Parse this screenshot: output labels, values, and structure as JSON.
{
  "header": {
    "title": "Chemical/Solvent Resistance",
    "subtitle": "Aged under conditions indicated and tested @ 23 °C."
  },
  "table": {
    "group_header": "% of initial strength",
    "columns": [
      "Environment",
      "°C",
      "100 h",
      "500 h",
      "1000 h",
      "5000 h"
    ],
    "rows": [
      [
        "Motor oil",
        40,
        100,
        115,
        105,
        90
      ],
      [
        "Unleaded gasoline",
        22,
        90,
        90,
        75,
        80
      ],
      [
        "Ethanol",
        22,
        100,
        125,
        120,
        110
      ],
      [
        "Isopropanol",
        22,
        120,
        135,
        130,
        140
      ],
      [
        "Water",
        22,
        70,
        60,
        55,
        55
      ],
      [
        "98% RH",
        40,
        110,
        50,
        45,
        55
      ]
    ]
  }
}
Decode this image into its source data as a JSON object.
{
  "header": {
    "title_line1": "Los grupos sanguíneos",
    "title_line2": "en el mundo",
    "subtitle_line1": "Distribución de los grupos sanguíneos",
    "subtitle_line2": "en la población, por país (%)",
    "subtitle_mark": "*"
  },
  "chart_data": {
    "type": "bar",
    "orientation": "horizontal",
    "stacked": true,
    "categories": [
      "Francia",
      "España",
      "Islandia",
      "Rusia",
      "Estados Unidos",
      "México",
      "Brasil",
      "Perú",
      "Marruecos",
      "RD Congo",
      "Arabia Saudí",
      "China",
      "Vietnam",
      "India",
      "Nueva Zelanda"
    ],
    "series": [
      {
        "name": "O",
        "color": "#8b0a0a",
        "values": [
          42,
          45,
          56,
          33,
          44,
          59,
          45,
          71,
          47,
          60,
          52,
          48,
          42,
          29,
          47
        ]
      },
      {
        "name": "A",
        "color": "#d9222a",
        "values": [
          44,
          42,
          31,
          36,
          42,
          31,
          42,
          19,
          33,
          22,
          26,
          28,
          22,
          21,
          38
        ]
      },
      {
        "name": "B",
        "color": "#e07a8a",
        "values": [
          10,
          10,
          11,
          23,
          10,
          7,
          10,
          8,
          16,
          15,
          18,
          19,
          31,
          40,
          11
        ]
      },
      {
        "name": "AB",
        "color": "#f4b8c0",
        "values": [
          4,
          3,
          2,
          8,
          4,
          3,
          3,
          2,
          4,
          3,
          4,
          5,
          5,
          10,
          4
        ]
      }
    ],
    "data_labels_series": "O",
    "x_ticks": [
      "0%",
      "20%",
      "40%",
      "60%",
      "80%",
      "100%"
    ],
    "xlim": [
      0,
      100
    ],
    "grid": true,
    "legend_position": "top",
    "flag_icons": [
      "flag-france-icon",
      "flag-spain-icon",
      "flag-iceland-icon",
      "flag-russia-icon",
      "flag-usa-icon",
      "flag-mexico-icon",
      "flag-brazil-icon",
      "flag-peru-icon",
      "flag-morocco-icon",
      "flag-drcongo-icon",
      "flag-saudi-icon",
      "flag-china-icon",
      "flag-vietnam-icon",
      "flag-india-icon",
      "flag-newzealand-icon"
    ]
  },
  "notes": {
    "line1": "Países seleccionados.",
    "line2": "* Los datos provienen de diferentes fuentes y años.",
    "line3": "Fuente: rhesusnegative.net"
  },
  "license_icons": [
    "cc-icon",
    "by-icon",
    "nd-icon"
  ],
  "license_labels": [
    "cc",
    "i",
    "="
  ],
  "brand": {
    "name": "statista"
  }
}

Short task:
Check each line above for "sanguíneos" and return the ones that have it.

Correct output:
    "title_line1": "Los grupos sanguíneos",
    "subtitle_line1": "Distribución de los grupos sanguíneos",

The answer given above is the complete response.